### Prompt
Sort through the entries below and pull out lines containing the word "eeuwigheid".

╭─ Source records

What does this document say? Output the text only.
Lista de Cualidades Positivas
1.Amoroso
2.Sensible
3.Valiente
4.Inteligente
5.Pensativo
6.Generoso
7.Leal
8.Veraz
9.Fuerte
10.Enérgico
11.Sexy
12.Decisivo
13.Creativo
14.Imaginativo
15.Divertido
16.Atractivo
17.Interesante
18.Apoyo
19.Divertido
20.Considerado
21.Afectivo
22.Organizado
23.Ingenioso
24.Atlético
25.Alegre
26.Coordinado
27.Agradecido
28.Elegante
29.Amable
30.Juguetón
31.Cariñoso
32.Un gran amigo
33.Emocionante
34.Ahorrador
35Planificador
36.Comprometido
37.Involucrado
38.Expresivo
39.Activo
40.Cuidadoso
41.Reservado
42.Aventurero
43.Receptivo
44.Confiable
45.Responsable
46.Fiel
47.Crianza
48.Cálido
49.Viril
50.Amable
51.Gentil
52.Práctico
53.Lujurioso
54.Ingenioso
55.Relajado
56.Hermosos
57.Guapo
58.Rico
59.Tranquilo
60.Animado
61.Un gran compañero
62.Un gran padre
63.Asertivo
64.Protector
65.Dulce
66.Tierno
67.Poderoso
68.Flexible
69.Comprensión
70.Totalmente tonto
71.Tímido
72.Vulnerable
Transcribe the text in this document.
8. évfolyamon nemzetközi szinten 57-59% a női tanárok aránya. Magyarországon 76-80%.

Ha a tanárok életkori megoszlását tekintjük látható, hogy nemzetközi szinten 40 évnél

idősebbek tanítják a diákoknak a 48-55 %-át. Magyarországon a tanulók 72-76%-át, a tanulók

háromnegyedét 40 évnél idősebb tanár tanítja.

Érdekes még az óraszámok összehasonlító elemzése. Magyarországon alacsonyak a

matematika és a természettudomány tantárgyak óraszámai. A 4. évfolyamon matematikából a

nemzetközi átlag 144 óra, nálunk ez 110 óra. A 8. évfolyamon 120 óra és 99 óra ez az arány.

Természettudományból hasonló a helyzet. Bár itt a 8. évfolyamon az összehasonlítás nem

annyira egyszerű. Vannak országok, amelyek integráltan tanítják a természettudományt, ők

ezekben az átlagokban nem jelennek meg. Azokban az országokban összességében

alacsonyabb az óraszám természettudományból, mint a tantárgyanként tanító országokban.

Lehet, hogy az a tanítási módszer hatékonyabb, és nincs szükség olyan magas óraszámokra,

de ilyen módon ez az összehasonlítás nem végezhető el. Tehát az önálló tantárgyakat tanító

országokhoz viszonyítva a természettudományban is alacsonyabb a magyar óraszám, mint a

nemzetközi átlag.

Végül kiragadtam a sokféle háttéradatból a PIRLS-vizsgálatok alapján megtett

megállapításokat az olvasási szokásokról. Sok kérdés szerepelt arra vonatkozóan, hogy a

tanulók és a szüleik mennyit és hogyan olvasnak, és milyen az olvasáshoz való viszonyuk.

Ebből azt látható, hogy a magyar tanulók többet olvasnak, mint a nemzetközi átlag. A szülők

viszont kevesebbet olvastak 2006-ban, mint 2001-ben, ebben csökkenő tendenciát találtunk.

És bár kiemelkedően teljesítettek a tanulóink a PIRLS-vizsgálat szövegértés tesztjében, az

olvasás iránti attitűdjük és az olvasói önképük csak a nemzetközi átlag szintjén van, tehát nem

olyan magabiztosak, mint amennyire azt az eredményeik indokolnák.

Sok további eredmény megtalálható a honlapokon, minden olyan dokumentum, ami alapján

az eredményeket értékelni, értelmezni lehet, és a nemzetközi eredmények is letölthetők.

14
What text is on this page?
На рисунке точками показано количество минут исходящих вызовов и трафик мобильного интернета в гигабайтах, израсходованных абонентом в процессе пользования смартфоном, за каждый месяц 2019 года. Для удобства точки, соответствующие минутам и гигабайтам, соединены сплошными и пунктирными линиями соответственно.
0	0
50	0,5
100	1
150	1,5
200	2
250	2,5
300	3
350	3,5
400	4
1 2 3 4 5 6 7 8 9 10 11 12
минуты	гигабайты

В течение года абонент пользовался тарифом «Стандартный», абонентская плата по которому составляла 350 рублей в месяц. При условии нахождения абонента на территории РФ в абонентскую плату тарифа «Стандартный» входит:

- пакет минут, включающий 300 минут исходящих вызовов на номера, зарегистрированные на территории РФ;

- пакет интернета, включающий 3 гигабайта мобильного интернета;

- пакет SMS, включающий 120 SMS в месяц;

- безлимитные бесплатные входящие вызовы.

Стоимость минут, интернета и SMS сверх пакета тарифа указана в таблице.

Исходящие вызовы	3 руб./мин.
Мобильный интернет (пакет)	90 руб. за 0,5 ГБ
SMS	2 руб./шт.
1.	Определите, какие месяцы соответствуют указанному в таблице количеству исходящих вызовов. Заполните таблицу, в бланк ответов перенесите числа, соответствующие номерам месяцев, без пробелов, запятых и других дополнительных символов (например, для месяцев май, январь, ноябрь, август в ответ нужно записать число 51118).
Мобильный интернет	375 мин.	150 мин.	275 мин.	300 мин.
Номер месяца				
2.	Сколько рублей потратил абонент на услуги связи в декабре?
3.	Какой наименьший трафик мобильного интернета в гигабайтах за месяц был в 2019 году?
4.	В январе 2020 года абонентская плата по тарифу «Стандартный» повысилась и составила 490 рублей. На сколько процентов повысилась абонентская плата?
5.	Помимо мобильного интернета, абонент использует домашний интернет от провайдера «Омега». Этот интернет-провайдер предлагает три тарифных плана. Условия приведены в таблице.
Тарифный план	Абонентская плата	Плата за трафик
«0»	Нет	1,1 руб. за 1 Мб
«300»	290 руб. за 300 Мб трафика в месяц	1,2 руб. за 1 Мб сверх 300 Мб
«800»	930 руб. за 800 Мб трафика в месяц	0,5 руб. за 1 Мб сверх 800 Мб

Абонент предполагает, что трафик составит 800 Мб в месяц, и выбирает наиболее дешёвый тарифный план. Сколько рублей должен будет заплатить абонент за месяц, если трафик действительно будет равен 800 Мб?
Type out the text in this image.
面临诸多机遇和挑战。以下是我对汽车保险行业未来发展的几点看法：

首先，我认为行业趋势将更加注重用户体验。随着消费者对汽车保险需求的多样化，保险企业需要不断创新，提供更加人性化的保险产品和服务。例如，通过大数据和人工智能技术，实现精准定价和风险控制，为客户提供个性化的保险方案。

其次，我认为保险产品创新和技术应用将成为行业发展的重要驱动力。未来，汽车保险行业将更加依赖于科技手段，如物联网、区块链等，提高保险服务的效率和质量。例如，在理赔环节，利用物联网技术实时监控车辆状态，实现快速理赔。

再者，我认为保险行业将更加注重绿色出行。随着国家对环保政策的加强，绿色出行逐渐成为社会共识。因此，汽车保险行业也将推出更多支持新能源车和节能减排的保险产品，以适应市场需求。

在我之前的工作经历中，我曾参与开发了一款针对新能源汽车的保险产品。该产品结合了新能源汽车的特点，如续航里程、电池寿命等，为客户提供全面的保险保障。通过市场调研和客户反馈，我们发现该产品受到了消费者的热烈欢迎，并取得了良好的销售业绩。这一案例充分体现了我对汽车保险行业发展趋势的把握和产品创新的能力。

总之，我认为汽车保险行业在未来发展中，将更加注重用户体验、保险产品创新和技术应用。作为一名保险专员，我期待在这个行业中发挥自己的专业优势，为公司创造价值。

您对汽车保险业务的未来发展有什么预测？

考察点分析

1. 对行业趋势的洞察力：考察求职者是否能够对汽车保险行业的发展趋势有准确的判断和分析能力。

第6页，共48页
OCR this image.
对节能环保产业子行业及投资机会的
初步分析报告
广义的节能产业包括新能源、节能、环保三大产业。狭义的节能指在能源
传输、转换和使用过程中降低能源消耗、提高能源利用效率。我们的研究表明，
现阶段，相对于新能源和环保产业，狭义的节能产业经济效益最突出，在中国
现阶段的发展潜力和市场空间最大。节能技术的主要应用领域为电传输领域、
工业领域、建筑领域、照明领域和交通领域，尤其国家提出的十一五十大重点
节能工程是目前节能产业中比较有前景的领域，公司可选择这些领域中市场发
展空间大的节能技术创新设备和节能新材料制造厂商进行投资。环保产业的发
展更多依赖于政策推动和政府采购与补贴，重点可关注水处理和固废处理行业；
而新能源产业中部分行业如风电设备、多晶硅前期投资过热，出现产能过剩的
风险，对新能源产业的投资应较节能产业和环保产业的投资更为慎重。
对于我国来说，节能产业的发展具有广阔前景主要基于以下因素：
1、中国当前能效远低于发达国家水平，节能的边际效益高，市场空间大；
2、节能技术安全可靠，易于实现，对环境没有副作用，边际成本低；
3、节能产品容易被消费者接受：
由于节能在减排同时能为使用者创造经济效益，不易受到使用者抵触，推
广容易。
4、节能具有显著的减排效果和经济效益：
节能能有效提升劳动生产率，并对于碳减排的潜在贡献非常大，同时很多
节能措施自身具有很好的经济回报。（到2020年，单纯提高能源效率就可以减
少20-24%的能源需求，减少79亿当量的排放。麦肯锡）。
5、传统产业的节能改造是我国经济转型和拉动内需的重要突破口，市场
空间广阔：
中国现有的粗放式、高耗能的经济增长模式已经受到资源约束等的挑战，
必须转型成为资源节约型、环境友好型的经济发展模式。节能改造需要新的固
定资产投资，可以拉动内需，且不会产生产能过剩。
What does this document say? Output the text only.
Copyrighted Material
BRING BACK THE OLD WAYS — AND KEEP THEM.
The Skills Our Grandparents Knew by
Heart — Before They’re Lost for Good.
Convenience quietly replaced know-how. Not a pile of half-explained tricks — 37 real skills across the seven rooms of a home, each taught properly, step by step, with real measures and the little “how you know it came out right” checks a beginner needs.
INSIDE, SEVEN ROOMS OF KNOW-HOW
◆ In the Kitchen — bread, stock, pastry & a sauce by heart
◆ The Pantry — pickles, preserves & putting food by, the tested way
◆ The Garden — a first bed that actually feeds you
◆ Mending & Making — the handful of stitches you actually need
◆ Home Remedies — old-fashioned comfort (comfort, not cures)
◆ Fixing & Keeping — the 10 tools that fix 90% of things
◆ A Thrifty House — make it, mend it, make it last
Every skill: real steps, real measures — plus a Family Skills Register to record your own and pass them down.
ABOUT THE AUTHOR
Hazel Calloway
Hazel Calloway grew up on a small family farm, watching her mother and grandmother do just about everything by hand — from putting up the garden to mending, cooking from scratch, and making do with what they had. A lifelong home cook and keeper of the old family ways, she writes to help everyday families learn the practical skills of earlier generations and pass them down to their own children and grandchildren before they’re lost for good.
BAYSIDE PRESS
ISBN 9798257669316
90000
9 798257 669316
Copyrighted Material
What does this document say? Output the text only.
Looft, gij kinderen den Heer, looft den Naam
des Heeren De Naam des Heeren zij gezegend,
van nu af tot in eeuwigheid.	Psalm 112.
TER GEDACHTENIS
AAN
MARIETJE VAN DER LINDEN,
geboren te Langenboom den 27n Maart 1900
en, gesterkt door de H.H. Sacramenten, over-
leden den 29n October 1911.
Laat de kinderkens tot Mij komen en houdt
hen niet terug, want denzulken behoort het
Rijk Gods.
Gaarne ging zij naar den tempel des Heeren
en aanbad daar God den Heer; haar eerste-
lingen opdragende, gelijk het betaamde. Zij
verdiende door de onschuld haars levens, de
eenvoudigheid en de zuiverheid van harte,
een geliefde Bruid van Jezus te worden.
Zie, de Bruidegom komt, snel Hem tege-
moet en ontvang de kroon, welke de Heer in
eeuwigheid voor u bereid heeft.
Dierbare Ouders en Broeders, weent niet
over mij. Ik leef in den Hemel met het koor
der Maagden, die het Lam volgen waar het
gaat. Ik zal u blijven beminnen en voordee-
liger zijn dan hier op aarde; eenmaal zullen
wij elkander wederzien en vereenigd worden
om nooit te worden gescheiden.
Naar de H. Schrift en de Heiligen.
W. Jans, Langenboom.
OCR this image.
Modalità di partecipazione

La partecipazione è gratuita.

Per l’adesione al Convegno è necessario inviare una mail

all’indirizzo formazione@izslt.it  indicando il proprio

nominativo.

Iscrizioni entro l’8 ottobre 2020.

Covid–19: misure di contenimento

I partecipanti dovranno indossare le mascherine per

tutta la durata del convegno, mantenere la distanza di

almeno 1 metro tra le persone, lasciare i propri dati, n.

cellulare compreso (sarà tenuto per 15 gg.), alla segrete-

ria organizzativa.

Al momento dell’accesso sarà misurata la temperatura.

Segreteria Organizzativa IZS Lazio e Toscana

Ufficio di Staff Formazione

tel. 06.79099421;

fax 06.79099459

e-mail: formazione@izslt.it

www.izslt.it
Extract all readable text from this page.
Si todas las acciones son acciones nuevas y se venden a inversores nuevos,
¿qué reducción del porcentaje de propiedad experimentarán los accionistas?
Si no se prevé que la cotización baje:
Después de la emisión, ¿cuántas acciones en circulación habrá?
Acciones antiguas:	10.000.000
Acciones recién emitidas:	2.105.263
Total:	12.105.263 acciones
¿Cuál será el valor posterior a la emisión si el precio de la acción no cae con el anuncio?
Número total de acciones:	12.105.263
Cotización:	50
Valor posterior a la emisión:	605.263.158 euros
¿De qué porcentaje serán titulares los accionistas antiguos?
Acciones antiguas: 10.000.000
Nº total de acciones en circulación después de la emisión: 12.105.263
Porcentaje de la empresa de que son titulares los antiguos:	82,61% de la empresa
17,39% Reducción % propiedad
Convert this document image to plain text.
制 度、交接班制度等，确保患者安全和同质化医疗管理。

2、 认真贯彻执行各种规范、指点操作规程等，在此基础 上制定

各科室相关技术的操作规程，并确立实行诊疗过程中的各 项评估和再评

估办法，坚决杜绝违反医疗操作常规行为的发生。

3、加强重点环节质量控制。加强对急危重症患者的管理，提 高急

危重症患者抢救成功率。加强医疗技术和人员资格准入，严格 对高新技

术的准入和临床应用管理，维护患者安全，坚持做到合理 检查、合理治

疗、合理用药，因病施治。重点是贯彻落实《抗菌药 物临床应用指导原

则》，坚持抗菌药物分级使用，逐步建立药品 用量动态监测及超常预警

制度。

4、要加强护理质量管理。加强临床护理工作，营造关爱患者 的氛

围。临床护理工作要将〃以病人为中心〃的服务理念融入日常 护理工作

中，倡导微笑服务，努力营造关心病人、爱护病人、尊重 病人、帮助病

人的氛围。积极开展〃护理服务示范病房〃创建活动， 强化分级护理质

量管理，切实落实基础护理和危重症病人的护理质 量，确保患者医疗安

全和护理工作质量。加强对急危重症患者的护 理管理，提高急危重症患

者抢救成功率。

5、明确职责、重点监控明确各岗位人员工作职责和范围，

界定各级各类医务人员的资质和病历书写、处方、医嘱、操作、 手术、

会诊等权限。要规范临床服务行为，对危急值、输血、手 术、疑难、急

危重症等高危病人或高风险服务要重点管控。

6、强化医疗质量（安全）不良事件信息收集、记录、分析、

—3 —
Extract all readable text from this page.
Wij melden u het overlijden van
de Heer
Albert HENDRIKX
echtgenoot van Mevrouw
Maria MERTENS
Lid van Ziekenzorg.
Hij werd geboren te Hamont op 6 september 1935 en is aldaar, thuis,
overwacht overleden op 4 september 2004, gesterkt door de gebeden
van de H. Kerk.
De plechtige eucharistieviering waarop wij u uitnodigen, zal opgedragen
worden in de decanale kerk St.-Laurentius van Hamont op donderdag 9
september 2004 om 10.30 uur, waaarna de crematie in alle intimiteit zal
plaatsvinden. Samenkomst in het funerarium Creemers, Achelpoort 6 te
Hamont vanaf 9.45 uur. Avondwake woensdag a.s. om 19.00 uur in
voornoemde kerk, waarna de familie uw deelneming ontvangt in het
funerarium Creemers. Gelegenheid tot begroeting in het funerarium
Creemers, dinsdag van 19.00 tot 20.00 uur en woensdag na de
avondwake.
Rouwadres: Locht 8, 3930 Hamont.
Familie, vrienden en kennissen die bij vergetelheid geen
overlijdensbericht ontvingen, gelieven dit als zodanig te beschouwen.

╰─

### The completed task
van nu af tot in eeuwigheid.	Psalm 112.
eeuwigheid voor u bereid heeft.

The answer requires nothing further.